**DIRECTIVE**. Extract all lines containing "napi".

**Records about charts and figures**.
- - -

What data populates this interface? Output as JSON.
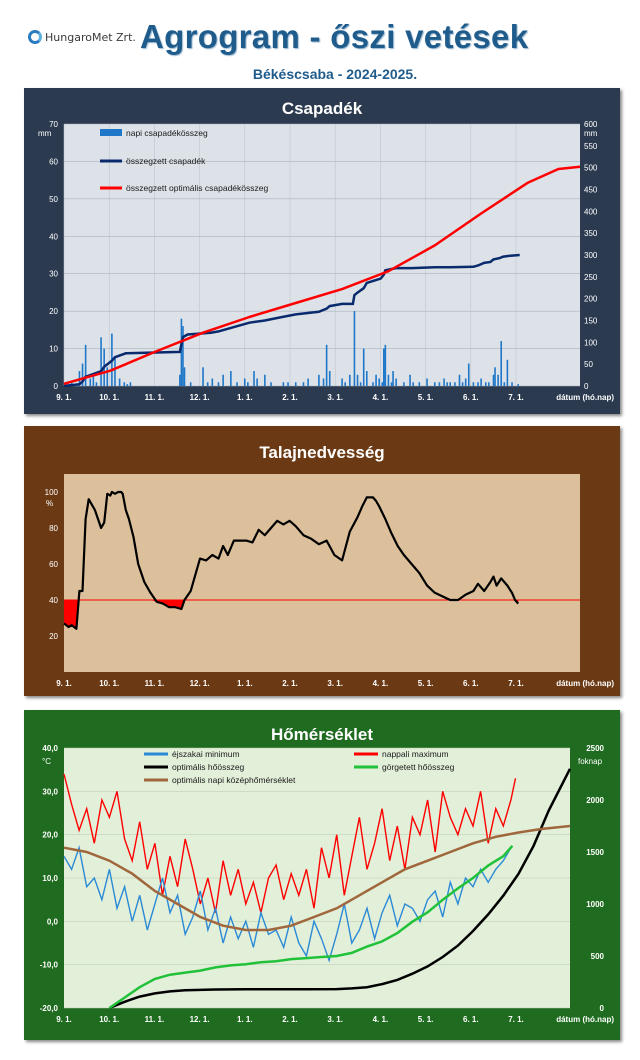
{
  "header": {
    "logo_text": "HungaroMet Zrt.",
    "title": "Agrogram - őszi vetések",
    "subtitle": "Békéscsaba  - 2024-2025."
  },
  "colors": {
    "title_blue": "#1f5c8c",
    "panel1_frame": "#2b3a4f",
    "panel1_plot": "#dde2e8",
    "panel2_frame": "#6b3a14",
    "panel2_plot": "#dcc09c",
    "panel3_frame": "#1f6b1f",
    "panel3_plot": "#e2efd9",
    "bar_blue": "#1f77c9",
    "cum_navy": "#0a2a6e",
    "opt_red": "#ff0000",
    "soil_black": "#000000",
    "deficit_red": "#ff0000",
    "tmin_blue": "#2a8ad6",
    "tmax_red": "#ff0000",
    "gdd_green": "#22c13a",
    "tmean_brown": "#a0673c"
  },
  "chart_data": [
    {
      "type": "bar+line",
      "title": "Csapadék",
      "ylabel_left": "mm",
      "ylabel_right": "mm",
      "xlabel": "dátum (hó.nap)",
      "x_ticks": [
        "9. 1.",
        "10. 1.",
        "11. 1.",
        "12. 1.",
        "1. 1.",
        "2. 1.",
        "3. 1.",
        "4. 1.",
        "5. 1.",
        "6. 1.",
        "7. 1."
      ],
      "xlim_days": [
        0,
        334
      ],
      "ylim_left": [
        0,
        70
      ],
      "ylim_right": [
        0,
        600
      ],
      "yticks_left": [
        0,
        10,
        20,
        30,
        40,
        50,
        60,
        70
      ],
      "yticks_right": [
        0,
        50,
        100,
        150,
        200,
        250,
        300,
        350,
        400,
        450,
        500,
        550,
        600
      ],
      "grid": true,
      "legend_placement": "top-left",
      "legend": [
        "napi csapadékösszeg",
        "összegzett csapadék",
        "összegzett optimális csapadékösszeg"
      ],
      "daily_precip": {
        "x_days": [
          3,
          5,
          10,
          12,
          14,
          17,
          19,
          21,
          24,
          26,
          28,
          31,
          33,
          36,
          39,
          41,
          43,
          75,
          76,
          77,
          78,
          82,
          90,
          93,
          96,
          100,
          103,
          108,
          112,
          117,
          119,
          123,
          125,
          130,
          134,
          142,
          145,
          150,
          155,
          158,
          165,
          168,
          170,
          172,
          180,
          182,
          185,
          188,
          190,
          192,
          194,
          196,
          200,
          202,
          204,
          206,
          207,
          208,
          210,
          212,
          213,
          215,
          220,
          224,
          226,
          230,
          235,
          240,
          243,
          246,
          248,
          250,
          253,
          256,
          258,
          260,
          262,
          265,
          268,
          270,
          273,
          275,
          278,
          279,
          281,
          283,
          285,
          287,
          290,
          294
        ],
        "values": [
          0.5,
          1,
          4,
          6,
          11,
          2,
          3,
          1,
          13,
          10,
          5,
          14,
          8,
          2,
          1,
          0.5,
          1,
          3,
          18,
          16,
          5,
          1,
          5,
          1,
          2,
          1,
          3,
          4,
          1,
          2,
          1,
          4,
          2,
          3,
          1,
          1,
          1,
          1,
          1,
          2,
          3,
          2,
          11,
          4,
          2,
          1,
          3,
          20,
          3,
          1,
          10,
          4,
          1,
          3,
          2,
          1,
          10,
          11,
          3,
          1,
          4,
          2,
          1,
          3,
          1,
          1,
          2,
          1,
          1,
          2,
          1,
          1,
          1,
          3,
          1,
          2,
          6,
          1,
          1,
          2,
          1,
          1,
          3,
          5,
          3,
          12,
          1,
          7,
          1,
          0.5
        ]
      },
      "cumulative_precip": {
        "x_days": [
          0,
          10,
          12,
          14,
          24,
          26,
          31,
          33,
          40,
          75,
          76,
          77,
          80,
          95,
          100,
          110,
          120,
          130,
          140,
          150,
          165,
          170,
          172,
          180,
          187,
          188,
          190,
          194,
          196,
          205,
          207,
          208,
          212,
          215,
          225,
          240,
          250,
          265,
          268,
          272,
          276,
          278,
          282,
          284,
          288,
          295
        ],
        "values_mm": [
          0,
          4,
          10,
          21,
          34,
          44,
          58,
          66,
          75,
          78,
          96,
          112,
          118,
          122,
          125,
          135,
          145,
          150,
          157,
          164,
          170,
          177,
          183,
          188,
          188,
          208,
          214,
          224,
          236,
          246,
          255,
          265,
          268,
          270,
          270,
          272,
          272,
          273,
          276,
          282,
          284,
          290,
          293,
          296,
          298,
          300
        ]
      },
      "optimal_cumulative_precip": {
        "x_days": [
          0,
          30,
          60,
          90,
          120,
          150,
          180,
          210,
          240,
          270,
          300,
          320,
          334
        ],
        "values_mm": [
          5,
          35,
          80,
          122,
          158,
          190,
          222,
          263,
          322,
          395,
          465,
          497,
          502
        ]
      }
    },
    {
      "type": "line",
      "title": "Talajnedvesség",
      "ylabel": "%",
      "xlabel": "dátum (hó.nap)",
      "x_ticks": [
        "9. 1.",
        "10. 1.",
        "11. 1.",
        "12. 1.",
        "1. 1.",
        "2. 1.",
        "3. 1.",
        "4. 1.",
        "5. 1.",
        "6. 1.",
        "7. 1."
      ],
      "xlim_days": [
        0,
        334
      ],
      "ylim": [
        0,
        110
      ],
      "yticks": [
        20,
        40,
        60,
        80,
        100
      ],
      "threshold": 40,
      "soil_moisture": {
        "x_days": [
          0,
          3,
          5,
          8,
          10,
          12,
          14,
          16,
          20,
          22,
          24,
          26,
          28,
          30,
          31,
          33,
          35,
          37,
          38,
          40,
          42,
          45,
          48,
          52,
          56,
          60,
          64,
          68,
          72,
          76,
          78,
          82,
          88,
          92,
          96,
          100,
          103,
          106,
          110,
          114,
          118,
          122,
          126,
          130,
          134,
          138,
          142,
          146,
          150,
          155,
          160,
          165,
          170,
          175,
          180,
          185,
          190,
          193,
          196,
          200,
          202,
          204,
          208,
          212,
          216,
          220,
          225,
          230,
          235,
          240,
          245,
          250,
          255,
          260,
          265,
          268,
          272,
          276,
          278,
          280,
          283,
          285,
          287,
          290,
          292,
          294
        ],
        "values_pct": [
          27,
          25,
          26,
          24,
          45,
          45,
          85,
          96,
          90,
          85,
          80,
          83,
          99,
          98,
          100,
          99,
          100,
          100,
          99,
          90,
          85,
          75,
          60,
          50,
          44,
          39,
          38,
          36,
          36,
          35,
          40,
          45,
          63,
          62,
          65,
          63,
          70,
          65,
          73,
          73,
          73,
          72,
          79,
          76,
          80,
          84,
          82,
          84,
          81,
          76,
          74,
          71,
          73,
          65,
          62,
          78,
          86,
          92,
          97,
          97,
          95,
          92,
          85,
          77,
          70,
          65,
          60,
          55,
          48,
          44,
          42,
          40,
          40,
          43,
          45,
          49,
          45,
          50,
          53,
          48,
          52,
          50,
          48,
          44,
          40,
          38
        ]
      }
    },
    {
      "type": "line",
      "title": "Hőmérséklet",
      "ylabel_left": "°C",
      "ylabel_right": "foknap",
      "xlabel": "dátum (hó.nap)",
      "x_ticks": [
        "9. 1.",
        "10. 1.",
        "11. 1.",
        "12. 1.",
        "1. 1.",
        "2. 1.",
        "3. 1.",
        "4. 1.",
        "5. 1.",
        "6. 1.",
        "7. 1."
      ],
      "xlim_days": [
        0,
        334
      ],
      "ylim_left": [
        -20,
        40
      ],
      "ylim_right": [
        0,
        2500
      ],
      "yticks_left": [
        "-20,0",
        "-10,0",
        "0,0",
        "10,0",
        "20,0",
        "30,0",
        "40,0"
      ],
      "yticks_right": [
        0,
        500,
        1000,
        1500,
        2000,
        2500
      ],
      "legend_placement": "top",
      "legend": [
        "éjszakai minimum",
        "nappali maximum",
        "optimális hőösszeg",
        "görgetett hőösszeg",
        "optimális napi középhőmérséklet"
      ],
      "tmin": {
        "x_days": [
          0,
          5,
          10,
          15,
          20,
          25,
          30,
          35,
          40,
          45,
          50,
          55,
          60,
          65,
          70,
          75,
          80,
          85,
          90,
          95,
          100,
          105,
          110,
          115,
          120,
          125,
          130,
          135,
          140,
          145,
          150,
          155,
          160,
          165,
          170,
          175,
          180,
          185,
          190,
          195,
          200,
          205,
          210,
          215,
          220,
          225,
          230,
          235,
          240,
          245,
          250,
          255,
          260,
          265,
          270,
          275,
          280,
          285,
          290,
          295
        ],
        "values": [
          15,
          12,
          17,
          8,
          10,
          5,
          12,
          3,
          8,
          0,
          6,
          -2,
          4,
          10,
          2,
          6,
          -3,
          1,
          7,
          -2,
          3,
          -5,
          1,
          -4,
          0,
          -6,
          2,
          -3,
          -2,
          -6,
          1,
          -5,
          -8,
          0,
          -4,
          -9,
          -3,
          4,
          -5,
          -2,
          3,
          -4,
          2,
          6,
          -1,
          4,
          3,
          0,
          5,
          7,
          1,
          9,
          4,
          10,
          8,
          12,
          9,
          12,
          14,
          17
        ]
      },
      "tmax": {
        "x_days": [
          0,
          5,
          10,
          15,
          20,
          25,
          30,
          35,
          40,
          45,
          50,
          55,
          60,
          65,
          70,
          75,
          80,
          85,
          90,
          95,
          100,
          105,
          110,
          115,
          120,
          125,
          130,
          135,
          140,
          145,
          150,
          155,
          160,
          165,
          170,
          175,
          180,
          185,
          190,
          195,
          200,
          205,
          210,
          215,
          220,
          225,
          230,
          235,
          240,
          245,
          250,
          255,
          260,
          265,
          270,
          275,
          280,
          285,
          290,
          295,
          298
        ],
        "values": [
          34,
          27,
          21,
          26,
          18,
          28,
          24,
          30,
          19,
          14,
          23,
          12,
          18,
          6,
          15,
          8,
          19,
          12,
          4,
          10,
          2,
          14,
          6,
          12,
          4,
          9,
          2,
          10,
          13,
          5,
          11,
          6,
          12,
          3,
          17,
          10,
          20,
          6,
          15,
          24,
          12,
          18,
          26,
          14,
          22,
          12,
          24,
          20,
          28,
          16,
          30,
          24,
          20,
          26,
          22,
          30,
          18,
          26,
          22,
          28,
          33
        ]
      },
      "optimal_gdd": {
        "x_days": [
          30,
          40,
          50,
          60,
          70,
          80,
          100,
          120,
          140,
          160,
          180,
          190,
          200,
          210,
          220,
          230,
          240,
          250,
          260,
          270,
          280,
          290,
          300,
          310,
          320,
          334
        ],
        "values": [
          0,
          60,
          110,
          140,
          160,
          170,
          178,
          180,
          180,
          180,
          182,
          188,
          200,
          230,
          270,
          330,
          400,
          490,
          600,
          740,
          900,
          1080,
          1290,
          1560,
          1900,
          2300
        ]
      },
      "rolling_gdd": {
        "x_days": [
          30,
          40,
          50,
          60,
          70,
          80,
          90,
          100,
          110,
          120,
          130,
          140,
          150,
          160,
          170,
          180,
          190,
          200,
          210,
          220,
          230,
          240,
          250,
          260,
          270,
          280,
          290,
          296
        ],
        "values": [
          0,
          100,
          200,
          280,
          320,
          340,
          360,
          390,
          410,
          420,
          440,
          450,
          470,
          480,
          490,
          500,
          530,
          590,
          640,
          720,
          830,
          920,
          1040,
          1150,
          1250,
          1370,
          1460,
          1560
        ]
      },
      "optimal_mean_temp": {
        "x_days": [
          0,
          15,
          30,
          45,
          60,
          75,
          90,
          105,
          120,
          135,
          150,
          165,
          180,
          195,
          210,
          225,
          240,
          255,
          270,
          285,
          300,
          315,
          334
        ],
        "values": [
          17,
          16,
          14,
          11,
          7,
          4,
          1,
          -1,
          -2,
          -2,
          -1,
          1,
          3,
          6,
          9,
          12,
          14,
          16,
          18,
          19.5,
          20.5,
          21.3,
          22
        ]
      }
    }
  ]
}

- - -

**EXPECTED ANSWER**.
        "napi csapadékösszeg",
        "optimális napi középhőmérséklet"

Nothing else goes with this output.